[Start of Stored rows]
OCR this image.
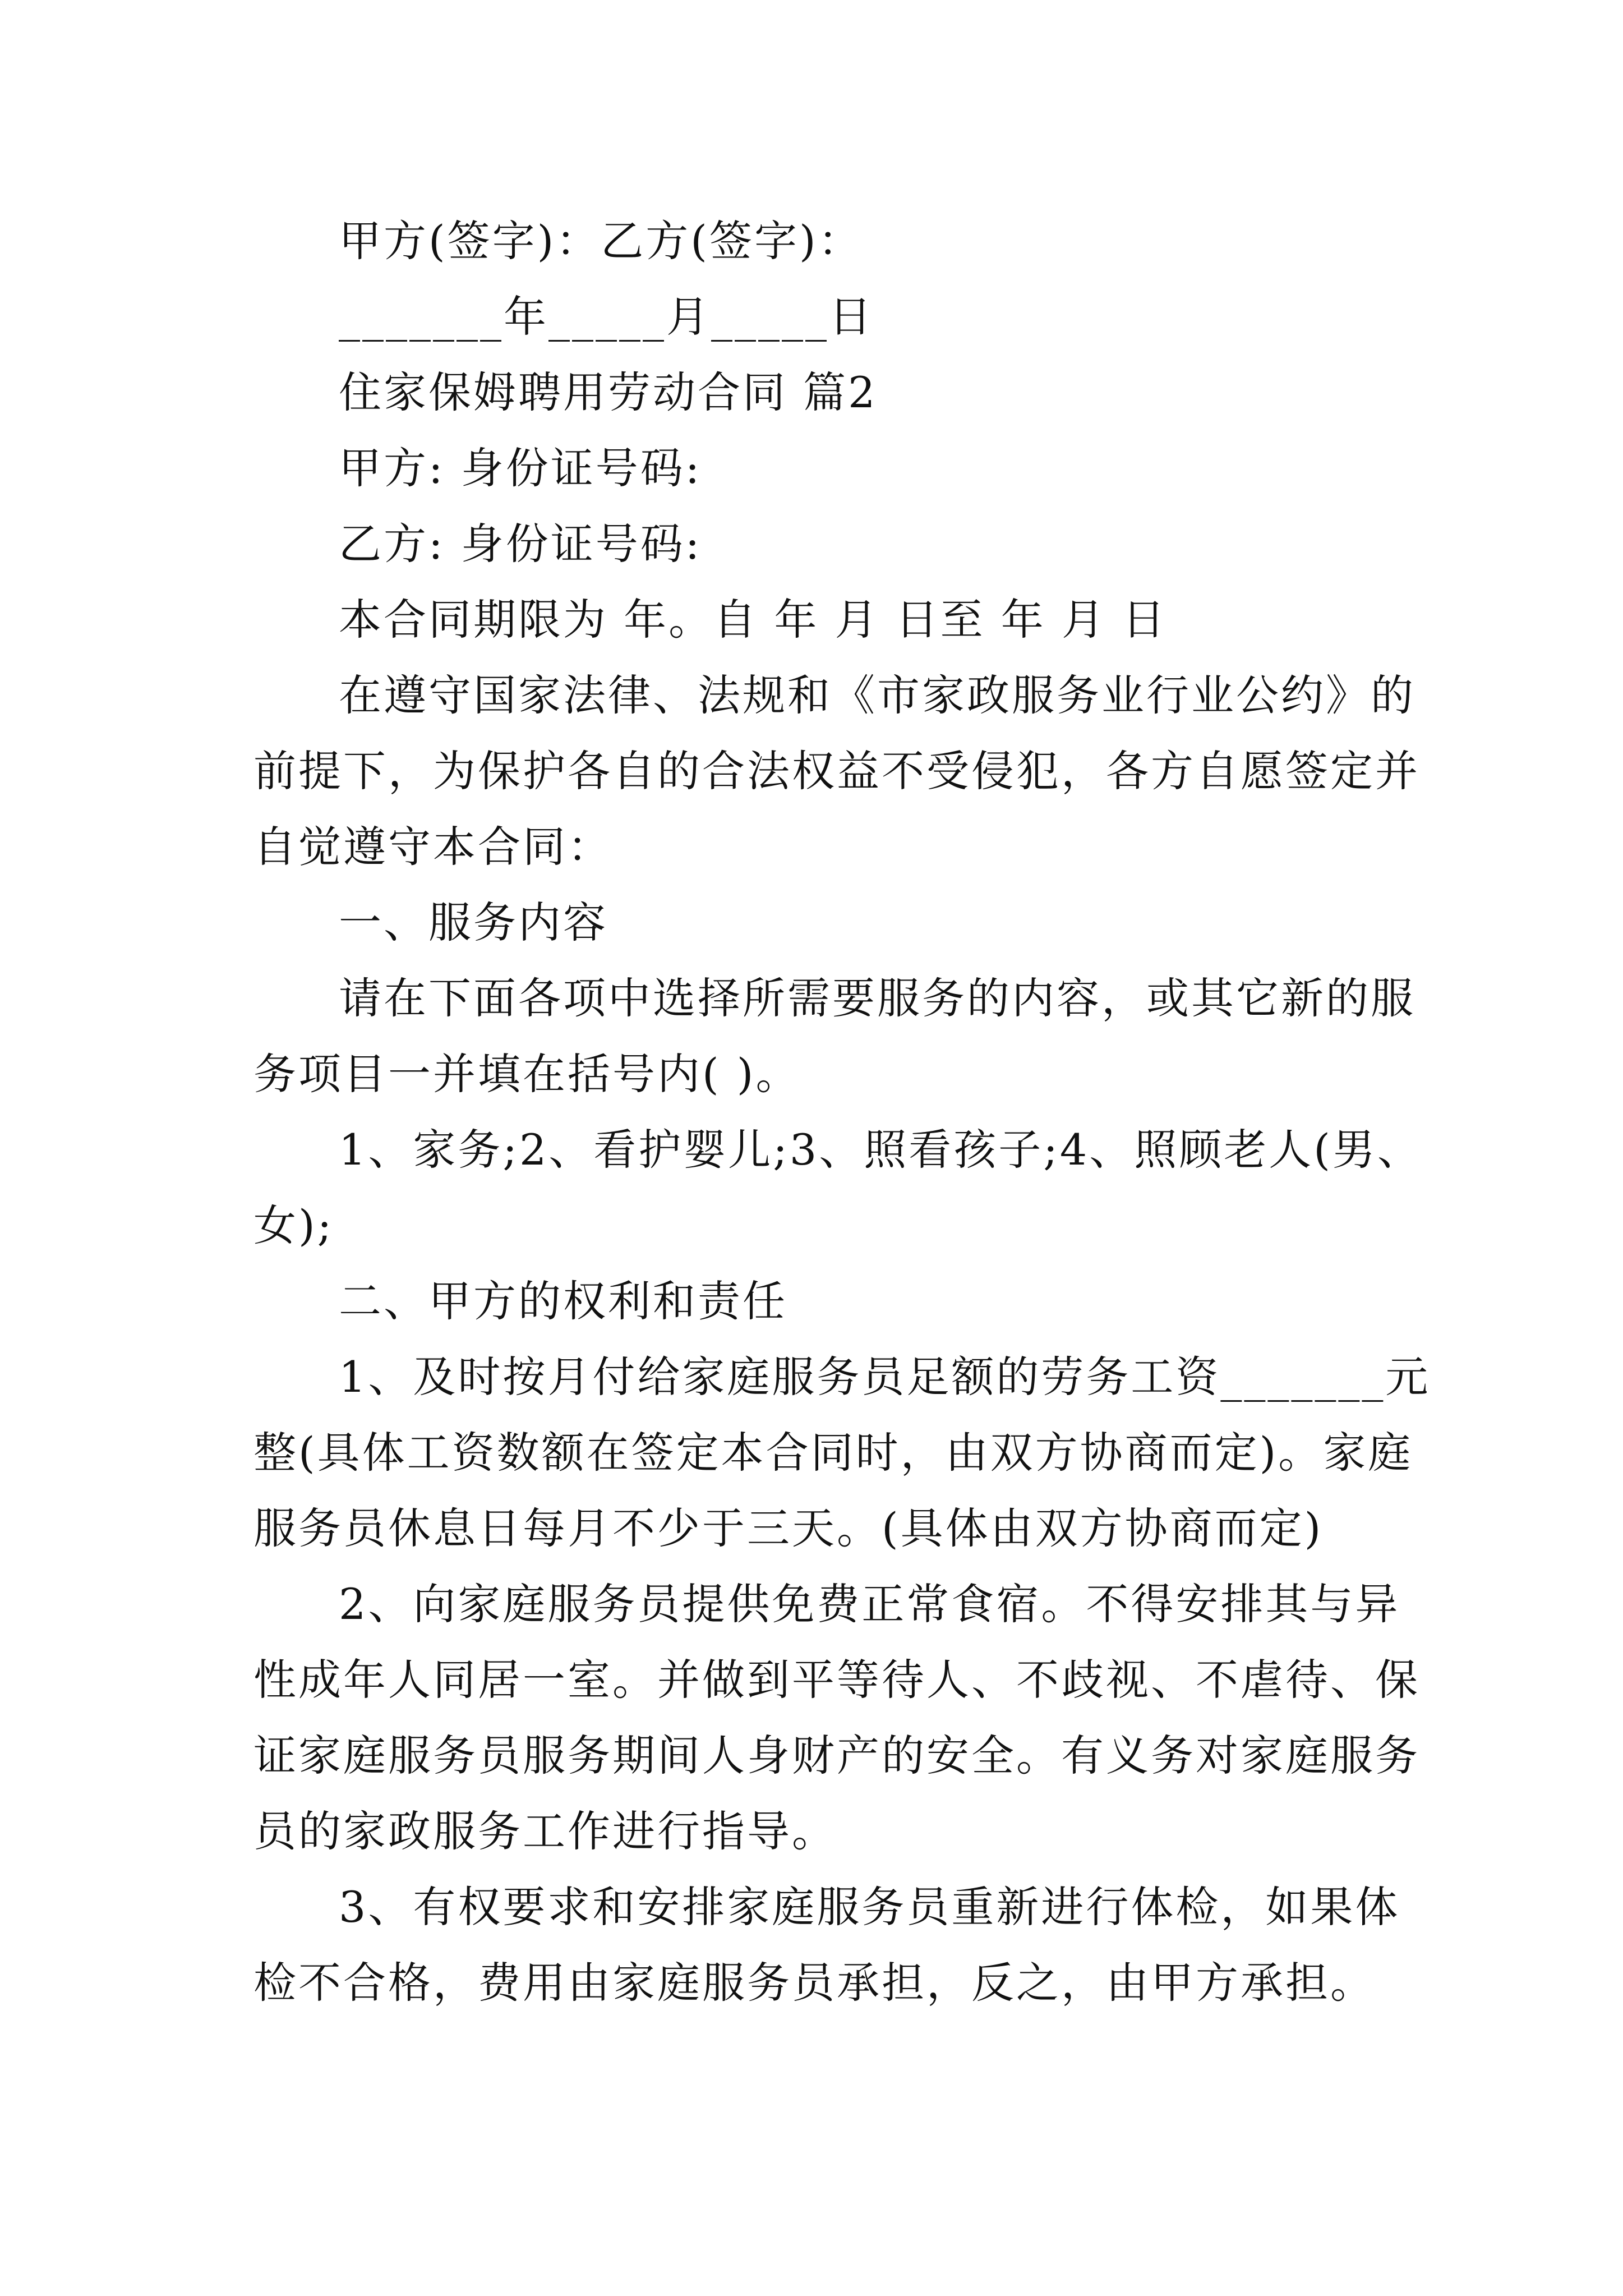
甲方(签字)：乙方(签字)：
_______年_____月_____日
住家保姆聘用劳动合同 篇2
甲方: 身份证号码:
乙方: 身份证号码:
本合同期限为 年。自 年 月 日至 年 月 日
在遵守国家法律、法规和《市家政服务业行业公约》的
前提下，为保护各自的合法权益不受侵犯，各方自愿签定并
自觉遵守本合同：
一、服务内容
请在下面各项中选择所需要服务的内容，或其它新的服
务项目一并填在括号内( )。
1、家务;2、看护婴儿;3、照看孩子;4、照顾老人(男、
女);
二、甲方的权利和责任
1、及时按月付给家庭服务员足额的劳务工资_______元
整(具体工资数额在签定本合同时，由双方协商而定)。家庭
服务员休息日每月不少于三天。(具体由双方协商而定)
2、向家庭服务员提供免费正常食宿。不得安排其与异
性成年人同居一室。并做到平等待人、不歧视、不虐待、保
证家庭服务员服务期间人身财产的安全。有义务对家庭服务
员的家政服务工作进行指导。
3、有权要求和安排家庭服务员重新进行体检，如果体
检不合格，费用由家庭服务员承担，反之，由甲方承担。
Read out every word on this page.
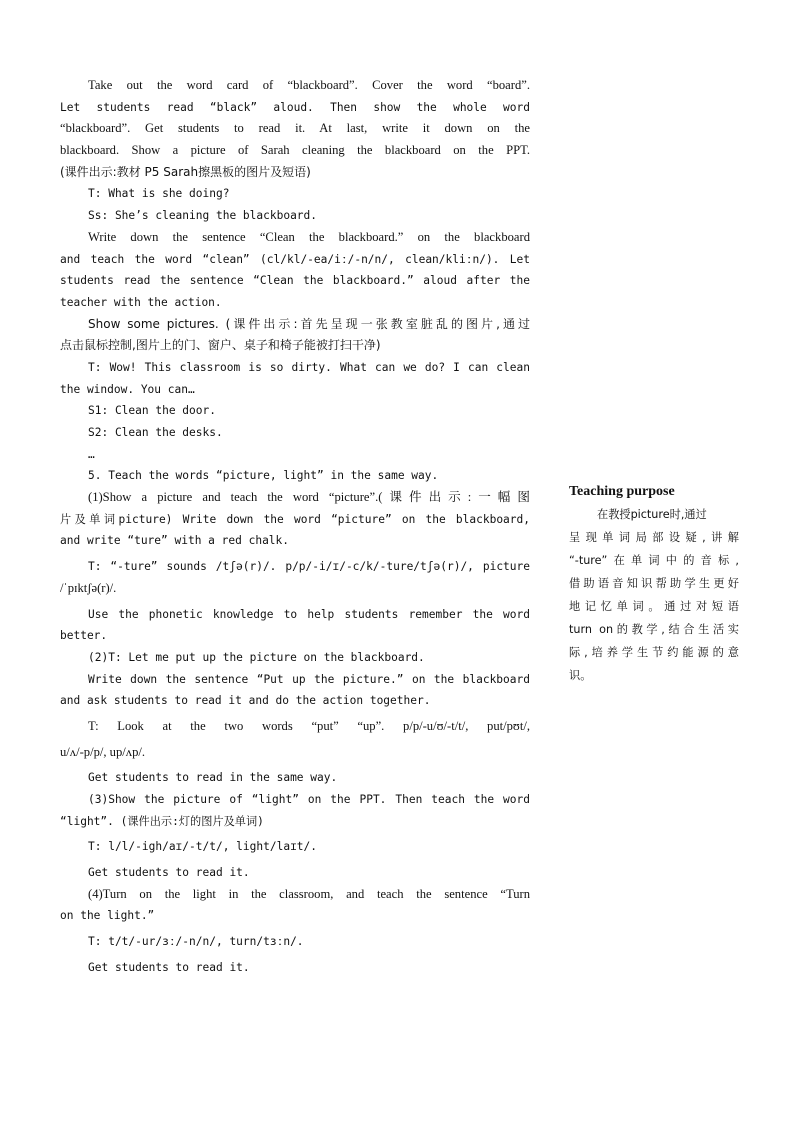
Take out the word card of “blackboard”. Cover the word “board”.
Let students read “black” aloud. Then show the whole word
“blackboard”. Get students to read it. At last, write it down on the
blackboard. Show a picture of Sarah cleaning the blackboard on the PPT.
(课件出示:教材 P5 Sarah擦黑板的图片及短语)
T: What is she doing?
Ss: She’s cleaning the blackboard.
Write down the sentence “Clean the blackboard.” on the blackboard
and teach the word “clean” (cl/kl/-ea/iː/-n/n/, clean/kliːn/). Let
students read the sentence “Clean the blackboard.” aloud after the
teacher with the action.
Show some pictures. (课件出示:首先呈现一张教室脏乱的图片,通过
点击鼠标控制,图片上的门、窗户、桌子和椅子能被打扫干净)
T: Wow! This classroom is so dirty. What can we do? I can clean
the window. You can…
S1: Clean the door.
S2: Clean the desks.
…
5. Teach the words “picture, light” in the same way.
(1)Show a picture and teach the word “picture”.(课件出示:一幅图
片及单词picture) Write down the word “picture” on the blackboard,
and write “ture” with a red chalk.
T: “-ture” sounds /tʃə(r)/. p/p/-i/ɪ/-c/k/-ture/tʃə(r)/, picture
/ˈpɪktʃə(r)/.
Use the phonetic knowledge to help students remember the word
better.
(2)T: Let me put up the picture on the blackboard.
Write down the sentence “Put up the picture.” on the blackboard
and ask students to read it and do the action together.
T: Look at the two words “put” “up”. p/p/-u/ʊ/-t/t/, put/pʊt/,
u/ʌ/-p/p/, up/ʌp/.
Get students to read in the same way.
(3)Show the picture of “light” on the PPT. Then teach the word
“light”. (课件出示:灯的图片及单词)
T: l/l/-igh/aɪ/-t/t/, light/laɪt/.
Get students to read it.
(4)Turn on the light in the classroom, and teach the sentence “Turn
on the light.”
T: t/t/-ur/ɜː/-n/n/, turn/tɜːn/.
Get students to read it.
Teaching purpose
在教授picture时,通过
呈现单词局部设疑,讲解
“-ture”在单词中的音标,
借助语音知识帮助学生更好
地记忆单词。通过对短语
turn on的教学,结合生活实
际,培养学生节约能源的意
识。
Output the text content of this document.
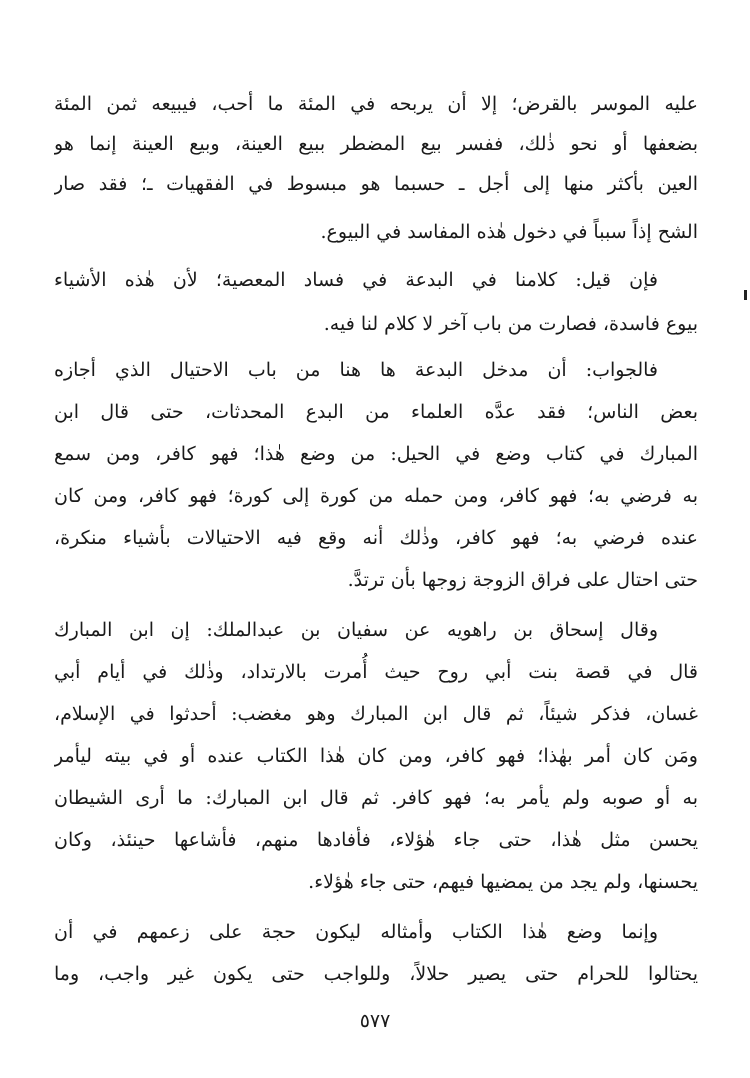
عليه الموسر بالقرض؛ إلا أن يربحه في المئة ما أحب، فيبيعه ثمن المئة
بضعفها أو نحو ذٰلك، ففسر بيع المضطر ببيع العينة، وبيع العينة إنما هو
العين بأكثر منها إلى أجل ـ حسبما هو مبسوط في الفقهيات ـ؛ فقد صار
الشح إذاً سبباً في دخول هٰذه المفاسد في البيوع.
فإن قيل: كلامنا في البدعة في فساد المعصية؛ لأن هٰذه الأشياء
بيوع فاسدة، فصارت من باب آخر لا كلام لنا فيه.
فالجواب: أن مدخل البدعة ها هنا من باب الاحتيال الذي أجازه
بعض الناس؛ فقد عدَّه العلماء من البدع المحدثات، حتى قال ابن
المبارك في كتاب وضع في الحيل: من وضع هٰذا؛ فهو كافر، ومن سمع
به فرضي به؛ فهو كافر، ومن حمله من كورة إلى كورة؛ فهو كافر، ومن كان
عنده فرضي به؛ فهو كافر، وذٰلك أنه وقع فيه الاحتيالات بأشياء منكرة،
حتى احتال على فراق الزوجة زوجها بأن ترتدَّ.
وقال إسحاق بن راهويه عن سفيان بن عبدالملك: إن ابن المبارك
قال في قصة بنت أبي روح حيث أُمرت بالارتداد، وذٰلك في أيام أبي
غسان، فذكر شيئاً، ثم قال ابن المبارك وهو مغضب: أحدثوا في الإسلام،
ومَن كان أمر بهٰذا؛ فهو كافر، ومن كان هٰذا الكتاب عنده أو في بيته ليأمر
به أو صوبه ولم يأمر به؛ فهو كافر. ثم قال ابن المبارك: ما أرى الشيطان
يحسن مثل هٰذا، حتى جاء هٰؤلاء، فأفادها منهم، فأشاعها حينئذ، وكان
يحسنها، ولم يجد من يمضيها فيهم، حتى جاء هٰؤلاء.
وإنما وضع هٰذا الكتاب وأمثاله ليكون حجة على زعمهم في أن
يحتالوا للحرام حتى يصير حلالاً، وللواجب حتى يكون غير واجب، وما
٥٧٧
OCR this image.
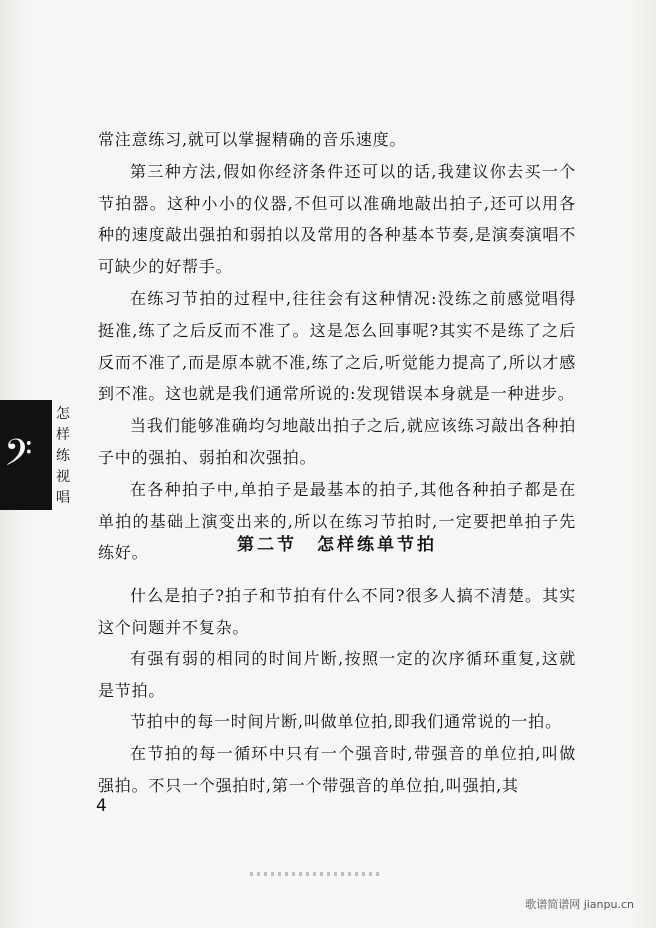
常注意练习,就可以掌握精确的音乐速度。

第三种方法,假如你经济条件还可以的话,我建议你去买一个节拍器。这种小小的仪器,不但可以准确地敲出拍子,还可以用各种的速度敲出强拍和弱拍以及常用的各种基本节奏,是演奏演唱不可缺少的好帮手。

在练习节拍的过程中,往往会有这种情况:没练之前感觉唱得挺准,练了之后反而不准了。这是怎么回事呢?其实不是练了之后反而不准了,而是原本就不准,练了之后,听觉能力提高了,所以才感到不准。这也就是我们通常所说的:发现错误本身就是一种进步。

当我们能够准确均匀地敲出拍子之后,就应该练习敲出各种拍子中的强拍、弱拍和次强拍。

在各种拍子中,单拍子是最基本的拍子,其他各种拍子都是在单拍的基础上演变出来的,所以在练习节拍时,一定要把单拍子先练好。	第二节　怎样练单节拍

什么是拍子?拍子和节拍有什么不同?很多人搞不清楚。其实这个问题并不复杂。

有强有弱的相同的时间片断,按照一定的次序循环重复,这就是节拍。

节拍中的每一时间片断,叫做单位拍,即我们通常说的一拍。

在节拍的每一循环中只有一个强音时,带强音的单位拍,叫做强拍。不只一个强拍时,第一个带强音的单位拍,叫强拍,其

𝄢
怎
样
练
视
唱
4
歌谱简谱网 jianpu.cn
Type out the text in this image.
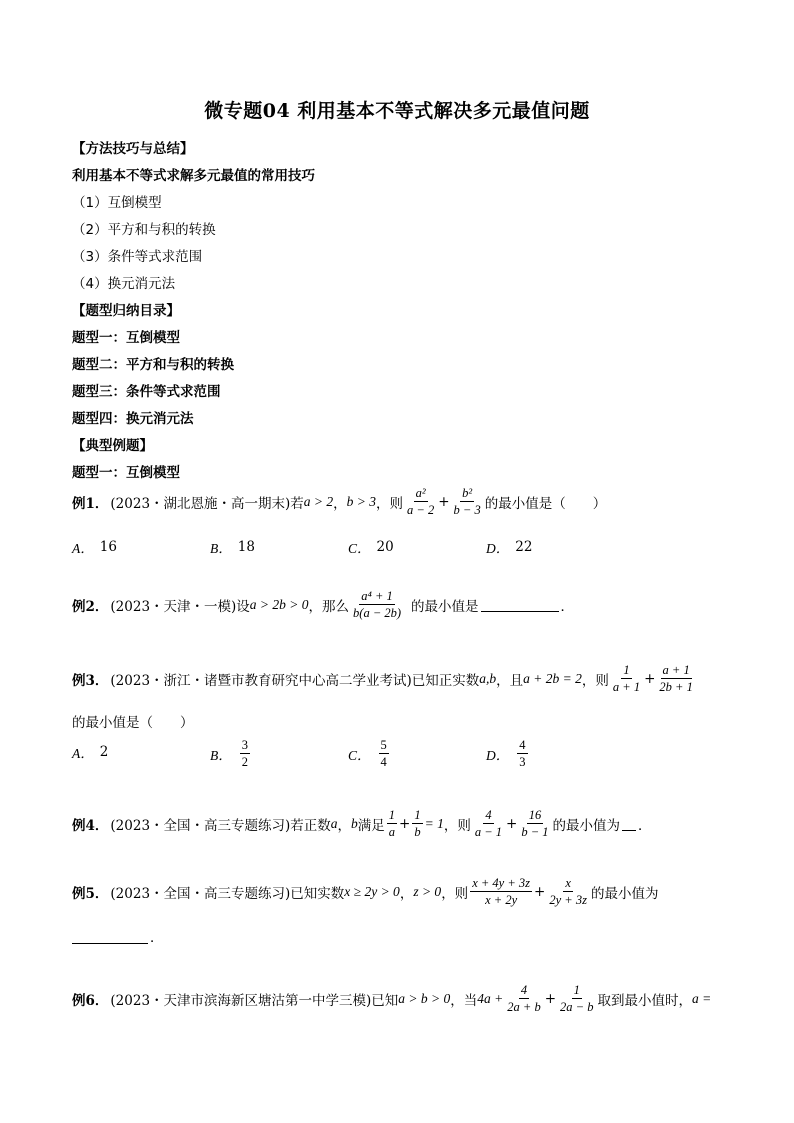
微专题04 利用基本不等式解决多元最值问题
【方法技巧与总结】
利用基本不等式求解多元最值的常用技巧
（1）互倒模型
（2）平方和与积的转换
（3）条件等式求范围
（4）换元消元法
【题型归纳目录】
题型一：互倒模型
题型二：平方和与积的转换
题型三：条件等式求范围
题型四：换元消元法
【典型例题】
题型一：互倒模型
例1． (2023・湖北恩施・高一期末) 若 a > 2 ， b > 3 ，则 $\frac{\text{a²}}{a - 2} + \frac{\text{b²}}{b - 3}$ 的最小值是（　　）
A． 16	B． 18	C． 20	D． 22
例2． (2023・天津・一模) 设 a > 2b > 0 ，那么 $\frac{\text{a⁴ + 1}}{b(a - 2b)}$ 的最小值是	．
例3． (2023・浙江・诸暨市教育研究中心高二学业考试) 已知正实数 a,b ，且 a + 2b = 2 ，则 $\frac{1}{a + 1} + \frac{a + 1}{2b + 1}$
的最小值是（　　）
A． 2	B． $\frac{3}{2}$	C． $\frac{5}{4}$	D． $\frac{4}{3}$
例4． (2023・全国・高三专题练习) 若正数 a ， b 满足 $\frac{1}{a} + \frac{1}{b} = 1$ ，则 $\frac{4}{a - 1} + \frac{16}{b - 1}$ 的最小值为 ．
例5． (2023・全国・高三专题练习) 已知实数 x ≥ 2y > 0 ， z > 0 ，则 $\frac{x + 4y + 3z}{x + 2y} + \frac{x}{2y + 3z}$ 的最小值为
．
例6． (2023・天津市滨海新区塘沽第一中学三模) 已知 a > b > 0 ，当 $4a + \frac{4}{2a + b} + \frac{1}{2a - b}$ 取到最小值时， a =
[End of Stored rows]
■ **Goal**:
List each line in the listing that contains the string "cleaning".

■ **Solution**:
blackboard. Show a picture of Sarah cleaning the blackboard on the PPT.
Ss: She’s cleaning the blackboard.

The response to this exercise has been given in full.